### Goal
Return each line holding the string "Choix".

### Records provided
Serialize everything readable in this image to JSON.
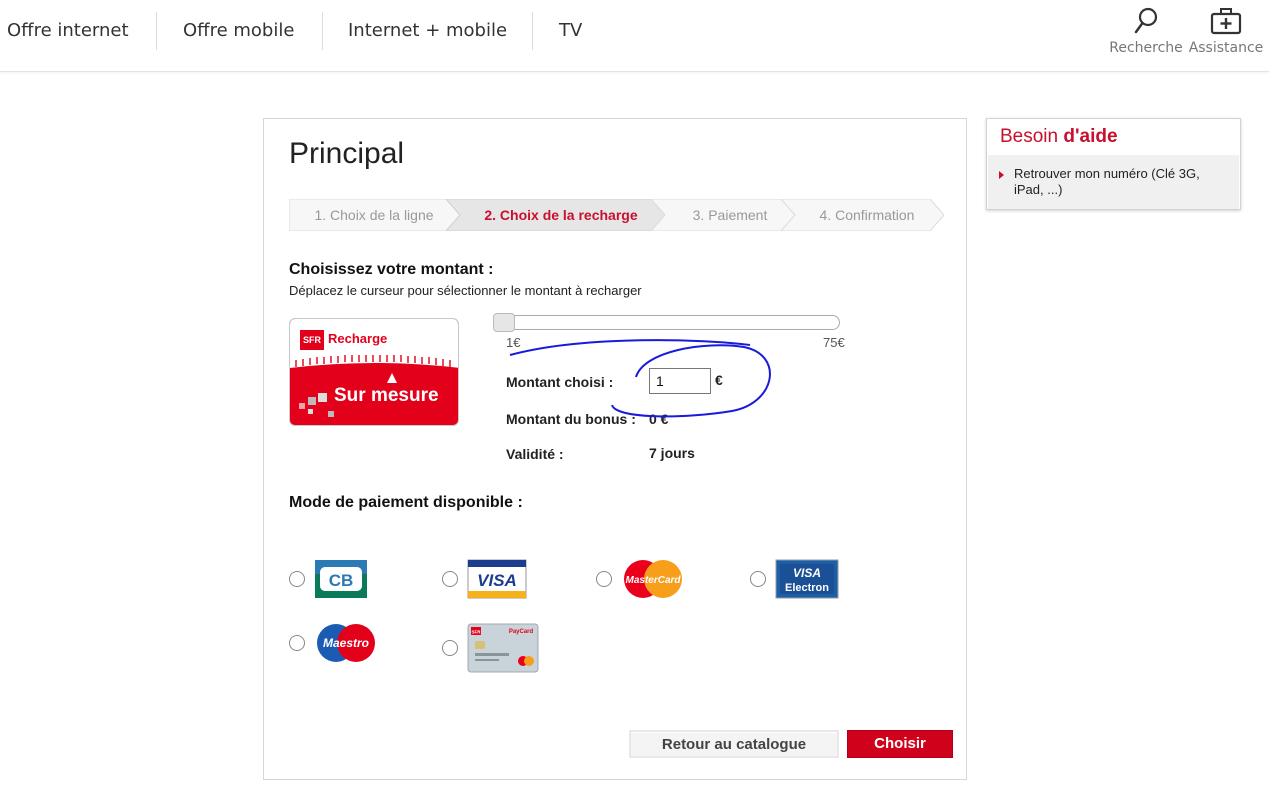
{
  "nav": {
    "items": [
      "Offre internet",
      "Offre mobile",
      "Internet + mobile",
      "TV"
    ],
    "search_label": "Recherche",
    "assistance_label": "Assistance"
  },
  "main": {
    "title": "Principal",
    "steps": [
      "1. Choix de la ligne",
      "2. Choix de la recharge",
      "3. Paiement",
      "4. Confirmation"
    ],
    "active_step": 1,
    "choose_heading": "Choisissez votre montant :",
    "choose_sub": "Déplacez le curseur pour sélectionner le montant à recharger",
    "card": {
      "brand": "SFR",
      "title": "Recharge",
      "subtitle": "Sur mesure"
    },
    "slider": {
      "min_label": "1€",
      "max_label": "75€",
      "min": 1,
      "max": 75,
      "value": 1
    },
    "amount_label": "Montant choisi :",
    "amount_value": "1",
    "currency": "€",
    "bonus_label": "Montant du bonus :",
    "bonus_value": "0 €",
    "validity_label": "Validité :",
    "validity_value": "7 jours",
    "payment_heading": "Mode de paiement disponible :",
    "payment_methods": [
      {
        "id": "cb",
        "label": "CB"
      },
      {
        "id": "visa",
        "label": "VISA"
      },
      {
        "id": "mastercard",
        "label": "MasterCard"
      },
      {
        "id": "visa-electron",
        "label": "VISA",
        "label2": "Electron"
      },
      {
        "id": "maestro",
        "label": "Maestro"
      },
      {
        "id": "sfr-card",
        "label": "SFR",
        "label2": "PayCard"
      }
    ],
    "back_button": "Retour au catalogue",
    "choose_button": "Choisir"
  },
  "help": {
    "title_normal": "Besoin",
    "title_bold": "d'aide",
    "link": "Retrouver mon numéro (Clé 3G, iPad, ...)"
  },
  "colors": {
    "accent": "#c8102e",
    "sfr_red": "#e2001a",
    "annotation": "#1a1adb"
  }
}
...
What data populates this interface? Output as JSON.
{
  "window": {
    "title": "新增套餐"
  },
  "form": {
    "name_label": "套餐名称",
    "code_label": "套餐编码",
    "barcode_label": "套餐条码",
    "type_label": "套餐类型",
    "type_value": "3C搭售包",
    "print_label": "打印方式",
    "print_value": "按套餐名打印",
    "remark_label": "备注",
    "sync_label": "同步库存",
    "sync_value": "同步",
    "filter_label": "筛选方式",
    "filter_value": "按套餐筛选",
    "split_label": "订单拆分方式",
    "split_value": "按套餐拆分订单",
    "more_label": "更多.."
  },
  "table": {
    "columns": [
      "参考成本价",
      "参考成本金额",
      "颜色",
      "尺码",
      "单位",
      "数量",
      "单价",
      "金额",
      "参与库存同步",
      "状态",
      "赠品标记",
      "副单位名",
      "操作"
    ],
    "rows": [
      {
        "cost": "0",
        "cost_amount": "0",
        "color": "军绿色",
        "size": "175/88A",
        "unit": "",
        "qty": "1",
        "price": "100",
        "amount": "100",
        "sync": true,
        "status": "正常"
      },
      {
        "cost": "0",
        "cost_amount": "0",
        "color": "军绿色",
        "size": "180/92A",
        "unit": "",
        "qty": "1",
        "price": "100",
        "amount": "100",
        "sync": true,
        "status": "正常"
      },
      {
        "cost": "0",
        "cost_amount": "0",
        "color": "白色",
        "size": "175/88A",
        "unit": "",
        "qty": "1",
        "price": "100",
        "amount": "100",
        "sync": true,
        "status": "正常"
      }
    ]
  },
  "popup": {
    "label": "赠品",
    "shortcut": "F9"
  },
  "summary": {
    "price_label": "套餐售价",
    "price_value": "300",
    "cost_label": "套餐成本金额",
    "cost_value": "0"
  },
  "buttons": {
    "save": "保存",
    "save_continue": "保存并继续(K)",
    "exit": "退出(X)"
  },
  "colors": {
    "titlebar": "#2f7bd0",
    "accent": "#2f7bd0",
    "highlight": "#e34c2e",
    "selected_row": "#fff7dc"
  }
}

### Answer to the task
      "1. Choix de la ligne",
      "2. Choix de la recharge",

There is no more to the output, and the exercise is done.